▶ **Problem**
Within the listing below, locate all lines containing the word "Error". Copy each one.
◇ ◇ ◇
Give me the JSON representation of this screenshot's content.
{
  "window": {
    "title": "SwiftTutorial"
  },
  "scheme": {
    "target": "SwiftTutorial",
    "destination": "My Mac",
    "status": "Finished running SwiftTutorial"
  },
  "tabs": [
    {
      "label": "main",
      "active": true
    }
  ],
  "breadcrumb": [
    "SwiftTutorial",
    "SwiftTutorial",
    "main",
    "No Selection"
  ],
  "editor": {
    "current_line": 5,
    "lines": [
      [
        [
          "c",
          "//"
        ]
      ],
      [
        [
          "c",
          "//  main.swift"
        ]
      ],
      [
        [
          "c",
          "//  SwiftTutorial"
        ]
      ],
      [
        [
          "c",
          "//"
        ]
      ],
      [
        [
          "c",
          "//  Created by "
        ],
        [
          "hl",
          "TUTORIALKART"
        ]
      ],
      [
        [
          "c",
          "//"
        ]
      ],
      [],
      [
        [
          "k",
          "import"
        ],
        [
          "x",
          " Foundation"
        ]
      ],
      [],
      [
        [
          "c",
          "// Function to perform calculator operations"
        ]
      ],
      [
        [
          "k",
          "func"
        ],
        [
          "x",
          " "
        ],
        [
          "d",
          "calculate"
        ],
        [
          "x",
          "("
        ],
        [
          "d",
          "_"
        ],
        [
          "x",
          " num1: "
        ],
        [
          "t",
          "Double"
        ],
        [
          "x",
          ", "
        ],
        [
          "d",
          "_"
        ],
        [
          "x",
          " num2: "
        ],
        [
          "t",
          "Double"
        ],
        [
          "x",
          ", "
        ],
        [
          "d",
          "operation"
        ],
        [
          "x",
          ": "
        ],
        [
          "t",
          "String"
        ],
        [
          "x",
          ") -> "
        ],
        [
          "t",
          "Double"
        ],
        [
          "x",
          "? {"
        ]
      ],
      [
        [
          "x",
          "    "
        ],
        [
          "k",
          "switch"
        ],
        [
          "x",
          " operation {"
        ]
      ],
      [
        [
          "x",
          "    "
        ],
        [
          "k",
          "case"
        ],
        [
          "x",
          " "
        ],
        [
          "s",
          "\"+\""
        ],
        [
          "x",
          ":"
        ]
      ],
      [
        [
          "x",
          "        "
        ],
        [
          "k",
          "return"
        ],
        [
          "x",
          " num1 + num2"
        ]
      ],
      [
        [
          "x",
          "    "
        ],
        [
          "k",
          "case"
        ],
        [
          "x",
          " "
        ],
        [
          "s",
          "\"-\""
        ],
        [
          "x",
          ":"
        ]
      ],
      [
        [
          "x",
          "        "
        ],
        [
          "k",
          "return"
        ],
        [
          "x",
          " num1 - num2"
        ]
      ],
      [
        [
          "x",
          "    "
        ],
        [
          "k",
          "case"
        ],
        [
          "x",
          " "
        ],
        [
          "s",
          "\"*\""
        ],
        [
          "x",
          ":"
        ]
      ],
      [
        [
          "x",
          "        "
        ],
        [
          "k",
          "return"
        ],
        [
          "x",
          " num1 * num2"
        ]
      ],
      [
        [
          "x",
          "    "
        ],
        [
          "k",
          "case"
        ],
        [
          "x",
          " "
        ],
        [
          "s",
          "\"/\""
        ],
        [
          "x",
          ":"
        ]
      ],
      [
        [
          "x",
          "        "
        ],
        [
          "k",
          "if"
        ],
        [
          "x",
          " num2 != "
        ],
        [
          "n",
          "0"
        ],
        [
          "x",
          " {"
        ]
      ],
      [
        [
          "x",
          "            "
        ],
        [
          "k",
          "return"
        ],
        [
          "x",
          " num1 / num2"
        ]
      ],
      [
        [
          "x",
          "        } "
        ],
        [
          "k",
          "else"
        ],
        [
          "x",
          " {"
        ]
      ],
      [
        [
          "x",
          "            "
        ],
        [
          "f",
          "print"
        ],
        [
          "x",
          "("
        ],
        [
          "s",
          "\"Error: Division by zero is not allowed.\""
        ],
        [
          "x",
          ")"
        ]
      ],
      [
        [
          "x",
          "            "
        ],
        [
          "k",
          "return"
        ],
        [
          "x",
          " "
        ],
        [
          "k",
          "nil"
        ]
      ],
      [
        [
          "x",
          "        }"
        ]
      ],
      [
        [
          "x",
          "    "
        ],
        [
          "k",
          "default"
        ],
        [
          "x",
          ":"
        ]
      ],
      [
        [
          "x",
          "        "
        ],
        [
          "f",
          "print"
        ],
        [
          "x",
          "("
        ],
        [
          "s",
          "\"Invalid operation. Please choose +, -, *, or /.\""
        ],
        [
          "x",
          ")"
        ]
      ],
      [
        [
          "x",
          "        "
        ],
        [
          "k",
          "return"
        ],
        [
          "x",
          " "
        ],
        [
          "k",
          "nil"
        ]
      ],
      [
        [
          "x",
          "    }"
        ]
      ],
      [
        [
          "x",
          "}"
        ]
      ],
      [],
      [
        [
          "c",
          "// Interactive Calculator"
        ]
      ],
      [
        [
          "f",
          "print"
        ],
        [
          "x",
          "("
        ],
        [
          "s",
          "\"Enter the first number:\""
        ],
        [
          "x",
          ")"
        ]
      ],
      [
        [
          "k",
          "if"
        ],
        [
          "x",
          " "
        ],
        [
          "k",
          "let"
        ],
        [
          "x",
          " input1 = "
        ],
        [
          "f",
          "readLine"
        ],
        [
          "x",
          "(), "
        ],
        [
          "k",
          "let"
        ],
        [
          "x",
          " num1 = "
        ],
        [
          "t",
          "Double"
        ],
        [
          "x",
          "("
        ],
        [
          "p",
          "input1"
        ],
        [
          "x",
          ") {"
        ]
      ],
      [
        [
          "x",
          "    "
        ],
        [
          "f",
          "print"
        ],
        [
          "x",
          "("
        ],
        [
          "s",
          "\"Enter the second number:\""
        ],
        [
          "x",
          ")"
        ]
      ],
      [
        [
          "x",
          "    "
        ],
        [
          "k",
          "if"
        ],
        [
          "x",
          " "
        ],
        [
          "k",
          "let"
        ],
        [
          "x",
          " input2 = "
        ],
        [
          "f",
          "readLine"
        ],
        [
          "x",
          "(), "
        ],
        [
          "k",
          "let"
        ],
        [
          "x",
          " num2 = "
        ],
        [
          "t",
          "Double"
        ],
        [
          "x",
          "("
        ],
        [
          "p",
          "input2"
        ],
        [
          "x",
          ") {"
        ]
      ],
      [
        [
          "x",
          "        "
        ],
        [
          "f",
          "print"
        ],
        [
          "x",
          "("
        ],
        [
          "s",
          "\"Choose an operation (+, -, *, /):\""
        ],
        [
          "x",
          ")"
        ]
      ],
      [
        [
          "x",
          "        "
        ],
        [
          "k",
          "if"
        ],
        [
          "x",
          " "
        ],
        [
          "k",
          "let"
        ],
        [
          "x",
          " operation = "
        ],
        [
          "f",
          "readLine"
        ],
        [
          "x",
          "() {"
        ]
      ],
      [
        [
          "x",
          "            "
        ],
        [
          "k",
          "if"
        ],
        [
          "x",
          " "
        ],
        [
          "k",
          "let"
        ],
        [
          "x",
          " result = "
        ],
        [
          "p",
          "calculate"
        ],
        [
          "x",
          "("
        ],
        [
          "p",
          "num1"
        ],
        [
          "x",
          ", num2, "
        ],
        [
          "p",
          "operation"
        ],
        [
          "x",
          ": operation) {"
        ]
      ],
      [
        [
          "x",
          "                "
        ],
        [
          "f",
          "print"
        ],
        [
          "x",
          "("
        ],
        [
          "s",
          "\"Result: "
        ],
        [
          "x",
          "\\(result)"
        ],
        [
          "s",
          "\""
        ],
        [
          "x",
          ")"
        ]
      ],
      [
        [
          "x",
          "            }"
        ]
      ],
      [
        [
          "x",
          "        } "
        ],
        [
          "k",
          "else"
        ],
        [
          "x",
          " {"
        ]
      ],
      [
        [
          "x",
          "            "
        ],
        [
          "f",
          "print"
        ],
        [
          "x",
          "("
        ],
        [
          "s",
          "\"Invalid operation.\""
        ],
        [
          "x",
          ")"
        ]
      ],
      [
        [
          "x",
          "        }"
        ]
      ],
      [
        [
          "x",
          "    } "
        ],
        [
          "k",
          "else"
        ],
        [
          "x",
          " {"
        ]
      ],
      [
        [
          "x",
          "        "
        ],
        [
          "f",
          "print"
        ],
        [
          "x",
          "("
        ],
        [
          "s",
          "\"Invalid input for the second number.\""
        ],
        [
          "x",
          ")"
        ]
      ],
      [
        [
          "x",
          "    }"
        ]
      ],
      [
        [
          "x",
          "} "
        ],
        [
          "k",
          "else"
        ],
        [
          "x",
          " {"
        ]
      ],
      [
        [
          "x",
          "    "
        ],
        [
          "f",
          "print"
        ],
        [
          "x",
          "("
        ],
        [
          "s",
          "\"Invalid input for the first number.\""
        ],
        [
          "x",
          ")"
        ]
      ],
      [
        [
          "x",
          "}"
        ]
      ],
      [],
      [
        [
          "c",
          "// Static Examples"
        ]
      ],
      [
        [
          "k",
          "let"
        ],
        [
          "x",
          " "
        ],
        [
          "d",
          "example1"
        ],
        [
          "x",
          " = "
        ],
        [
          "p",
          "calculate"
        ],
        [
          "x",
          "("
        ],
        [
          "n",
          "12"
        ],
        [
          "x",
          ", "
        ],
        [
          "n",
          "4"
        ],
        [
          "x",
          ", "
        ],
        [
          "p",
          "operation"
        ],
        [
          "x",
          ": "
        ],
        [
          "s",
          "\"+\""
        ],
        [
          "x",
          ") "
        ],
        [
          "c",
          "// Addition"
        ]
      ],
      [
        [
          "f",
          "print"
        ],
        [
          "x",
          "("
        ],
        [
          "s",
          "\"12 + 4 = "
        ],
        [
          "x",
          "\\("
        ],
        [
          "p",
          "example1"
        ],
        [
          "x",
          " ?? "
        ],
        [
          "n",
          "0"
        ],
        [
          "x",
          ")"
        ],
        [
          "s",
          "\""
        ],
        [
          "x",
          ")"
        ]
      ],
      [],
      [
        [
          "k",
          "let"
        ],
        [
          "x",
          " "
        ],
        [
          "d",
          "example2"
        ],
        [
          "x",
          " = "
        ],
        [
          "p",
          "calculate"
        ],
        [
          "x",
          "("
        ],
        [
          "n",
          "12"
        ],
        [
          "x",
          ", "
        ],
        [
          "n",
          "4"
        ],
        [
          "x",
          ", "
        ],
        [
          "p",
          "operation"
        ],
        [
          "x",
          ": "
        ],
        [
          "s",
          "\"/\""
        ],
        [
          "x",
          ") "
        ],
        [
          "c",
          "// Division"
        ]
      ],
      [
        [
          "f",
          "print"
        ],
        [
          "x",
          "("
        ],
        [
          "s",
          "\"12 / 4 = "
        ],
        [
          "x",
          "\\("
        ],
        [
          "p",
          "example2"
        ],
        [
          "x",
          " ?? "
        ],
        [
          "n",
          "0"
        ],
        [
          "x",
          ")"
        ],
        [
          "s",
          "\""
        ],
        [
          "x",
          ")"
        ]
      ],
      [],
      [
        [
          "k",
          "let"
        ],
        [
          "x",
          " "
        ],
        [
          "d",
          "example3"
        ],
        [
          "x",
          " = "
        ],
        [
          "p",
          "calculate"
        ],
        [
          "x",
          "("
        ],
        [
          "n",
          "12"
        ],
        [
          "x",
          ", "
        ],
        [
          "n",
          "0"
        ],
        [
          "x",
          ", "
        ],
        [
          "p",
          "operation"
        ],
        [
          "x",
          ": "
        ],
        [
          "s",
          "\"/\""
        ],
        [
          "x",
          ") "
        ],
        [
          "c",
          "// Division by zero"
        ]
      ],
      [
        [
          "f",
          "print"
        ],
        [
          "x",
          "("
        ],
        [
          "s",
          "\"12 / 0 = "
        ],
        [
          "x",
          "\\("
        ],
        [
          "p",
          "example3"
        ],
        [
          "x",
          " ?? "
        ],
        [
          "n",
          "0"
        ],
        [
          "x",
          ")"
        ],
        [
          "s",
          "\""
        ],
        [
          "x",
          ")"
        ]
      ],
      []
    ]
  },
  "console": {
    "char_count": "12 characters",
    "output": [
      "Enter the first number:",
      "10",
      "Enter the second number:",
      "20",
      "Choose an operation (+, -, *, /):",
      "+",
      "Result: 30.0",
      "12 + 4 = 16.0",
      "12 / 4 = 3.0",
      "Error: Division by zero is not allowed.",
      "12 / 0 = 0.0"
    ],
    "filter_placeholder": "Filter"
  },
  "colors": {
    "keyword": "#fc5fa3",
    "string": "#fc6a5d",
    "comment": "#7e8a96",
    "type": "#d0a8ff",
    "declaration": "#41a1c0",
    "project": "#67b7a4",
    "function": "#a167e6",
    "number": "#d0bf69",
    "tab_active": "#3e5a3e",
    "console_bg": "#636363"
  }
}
◇ ◇ ◇
▶ **Complete answer**
          "\"Error: Division by zero is not allowed.\""
      "Error: Division by zero is not allowed.",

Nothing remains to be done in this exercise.